AIM OF THE EXERCISE:
In the material below, identify each line bearing the word "Hauptstück". Reproduce those lines.

==== RECORDS TO PROCESS

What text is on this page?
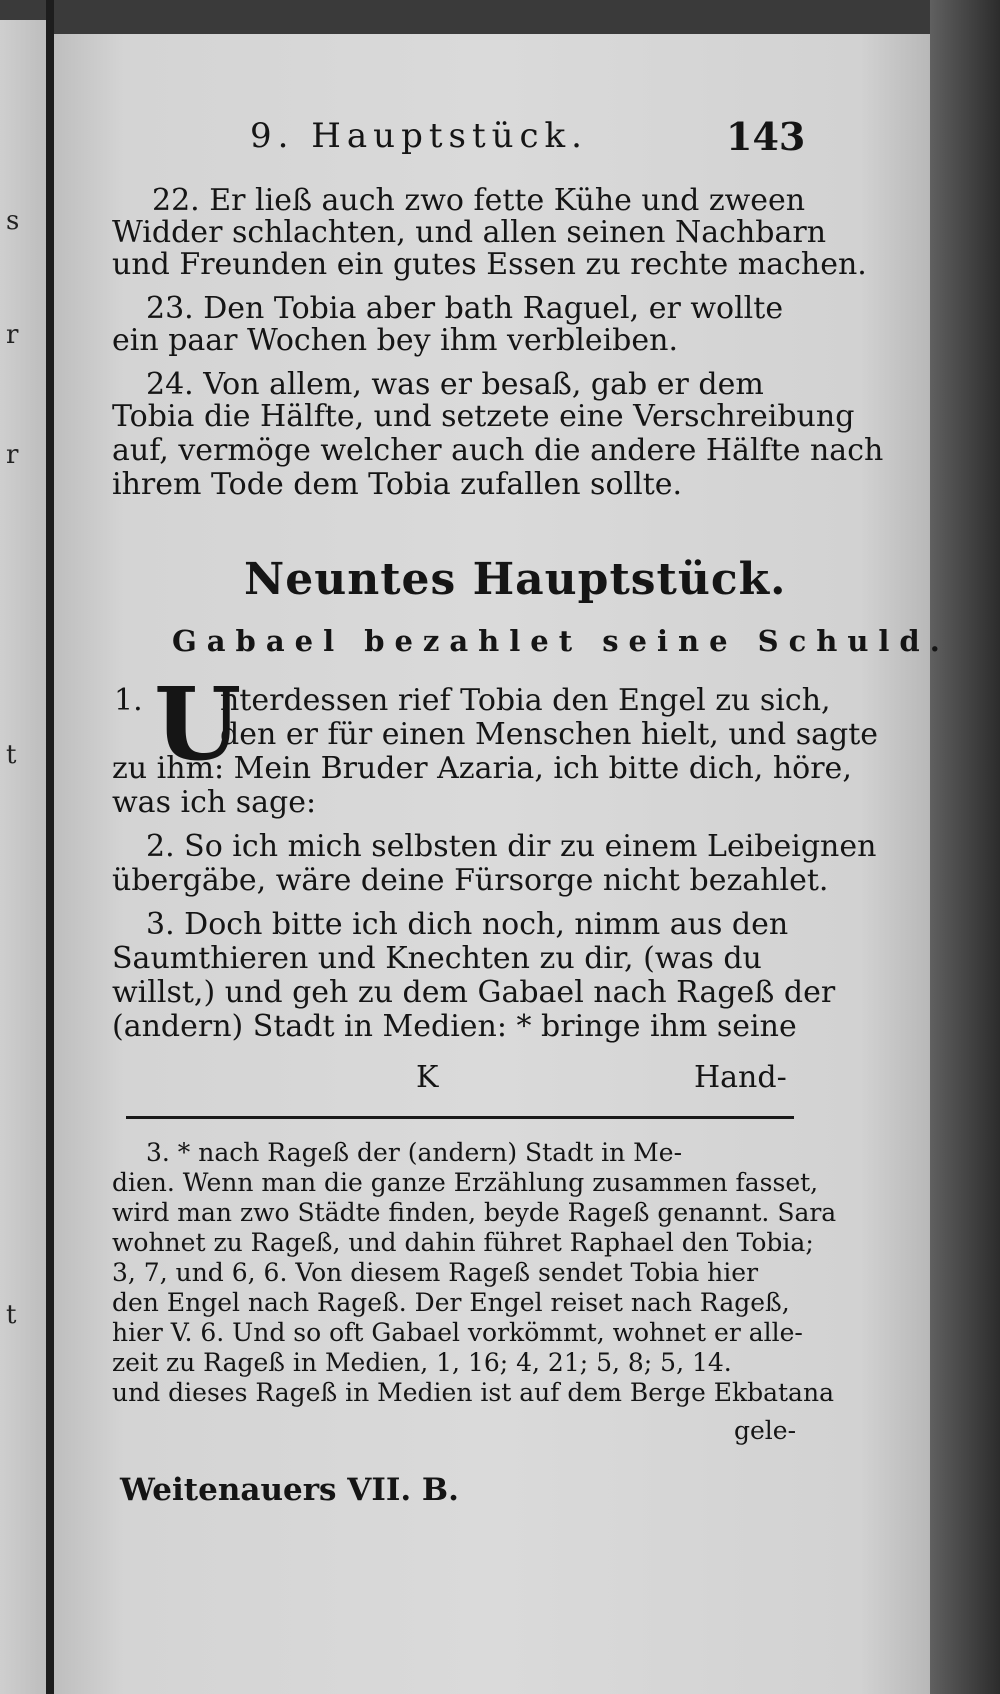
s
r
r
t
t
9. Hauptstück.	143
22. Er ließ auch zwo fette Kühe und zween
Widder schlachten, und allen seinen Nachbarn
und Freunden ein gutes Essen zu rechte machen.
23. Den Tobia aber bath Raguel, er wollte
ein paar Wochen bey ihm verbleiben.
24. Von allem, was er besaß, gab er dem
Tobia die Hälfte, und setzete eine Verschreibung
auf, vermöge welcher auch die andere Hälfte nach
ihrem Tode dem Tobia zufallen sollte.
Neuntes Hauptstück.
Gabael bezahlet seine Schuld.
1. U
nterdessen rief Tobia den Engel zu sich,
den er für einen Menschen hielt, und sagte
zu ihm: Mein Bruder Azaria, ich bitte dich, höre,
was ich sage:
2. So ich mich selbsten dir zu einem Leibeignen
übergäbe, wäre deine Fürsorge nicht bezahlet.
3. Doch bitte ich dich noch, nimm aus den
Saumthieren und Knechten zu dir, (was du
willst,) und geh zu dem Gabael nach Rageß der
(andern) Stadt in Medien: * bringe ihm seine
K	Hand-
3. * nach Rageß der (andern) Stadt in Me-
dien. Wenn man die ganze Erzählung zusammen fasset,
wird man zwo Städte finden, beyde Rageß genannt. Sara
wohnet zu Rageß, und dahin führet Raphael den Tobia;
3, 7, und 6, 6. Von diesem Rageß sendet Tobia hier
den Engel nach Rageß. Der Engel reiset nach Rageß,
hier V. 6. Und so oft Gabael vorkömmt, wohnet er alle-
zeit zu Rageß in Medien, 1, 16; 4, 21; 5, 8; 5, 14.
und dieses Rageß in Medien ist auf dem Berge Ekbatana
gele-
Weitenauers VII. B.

========

TASK OUTPUT:
9. Hauptstück.	143
Neuntes Hauptstück.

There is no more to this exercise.